GIVEN REQUEST: Find all lines in the listing that include the word "interanual", then copy them.

(Figure content listings)

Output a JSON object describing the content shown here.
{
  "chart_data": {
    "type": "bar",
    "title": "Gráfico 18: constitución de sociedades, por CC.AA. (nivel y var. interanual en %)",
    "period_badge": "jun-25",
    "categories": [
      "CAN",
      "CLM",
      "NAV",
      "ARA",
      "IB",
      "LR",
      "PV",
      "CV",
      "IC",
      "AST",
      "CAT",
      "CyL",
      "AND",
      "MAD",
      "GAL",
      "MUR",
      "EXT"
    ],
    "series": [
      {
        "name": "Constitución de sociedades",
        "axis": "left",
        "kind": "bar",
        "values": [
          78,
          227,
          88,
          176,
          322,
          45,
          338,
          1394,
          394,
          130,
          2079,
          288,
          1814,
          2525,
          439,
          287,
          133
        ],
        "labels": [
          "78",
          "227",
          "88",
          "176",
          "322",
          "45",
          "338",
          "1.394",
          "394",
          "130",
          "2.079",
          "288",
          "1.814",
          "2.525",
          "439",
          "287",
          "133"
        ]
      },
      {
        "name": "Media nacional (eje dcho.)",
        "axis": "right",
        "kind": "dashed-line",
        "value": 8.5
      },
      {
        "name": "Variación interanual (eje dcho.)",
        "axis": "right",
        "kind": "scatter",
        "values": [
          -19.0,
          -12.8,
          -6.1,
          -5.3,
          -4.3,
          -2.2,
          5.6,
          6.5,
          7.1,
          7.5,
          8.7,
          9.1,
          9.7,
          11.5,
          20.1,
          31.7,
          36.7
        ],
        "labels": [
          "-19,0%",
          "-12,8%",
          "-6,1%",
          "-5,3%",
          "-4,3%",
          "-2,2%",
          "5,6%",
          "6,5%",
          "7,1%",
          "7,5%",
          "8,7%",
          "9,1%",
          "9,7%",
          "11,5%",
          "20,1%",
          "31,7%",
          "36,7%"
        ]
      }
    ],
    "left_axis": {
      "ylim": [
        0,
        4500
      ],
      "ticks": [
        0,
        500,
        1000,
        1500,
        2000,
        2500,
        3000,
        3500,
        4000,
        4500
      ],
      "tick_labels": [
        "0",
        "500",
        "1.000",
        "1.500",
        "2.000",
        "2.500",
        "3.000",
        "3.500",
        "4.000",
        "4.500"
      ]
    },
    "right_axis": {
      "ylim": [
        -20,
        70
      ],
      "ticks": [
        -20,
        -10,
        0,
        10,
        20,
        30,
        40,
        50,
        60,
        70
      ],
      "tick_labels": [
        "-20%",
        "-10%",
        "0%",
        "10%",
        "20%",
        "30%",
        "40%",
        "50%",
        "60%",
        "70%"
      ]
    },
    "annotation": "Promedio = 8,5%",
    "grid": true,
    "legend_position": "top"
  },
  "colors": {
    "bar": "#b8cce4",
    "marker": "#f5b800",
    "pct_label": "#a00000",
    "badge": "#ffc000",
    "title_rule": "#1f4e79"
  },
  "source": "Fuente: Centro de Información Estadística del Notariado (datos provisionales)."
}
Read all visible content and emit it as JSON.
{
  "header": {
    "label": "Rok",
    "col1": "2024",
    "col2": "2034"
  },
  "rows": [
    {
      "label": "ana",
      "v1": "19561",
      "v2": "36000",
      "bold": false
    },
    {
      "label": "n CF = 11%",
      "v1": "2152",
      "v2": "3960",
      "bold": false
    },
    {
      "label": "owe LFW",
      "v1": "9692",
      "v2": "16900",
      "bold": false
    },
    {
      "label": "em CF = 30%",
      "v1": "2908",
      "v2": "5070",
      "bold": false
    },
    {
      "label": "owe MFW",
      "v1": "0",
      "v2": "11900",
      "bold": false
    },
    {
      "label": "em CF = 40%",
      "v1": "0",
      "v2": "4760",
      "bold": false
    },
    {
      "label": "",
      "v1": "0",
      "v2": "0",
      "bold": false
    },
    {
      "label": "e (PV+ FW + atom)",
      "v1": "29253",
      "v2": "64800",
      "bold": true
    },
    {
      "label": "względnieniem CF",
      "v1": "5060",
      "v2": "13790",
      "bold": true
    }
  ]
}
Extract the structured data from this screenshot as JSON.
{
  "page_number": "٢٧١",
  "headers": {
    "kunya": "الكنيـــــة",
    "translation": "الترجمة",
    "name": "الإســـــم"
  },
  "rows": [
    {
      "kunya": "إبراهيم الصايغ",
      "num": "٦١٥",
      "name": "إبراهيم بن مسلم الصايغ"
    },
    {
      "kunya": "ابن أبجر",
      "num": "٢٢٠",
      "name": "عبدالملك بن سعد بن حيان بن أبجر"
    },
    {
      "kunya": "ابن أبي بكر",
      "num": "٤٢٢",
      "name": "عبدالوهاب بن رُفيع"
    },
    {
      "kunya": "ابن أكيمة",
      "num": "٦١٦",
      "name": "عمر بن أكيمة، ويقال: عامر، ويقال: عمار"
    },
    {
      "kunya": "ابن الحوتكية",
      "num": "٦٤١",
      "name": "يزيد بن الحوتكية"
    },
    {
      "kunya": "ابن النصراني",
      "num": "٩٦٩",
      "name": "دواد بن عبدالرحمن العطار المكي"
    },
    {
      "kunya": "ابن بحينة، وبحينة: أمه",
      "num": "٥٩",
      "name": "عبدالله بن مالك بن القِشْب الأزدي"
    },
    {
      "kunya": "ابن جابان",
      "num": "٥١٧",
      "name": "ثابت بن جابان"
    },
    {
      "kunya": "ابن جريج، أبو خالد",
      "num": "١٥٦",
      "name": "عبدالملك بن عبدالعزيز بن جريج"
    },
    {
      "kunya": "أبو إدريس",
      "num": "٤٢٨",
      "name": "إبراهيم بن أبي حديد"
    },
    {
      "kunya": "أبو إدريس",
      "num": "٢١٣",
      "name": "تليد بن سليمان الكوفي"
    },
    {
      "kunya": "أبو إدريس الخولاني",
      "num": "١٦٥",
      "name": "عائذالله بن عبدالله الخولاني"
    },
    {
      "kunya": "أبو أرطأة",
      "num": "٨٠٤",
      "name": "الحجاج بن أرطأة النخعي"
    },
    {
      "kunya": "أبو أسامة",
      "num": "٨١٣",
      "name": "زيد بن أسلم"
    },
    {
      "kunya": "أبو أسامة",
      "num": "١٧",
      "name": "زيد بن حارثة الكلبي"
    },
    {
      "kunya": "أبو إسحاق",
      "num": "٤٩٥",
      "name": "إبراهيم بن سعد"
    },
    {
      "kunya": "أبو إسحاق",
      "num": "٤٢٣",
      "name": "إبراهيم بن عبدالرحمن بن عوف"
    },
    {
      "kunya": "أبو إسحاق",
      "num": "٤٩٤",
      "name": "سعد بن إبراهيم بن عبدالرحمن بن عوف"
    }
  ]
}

RESULT:
    "title": "Gráfico 18: constitución de sociedades, por CC.AA. (nivel y var. interanual en %)",
        "name": "Variación interanual (eje dcho.)",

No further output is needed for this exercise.